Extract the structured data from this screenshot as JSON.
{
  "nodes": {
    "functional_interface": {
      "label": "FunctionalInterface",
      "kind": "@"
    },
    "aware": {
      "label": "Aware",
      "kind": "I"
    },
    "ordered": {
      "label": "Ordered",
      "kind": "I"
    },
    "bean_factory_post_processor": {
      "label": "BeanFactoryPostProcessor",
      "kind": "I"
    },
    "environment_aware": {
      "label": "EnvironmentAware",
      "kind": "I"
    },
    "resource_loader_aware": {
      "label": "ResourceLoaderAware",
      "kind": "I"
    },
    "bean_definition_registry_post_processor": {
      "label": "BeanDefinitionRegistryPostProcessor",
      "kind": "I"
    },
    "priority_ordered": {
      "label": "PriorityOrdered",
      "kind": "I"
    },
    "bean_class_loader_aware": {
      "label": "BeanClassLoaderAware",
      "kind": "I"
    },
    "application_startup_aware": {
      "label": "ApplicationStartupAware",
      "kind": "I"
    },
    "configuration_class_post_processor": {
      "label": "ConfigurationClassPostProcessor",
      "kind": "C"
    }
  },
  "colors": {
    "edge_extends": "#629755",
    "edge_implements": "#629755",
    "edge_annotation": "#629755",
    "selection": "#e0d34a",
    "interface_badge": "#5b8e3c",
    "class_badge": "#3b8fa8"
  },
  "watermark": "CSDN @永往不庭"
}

- - - -

* WHAT THE TASK REQUIRES *
Copy out all the entries shown above, character for character.

* WRITTEN RESPONSE *
Extract the structured data from this screenshot as JSON.
{
  "nodes": {
    "functional_interface": {
      "label": "FunctionalInterface",
      "kind": "@"
    },
    "aware": {
      "label": "Aware",
      "kind": "I"
    },
    "ordered": {
      "label": "Ordered",
      "kind": "I"
    },
    "bean_factory_post_processor": {
      "label": "BeanFactoryPostProcessor",
      "kind": "I"
    },
    "environment_aware": {
      "label": "EnvironmentAware",
      "kind": "I"
    },
    "resource_loader_aware": {
      "label": "ResourceLoaderAware",
      "kind": "I"
    },
    "bean_definition_registry_post_processor": {
      "label": "BeanDefinitionRegistryPostProcessor",
      "kind": "I"
    },
    "priority_ordered": {
      "label": "PriorityOrdered",
      "kind": "I"
    },
    "bean_class_loader_aware": {
      "label": "BeanClassLoaderAware",
      "kind": "I"
    },
    "application_startup_aware": {
      "label": "ApplicationStartupAware",
      "kind": "I"
    },
    "configuration_class_post_processor": {
      "label": "ConfigurationClassPostProcessor",
      "kind": "C"
    }
  },
  "colors": {
    "edge_extends": "#629755",
    "edge_implements": "#629755",
    "edge_annotation": "#629755",
    "selection": "#e0d34a",
    "interface_badge": "#5b8e3c",
    "class_badge": "#3b8fa8"
  },
  "watermark": "CSDN @永往不庭"
}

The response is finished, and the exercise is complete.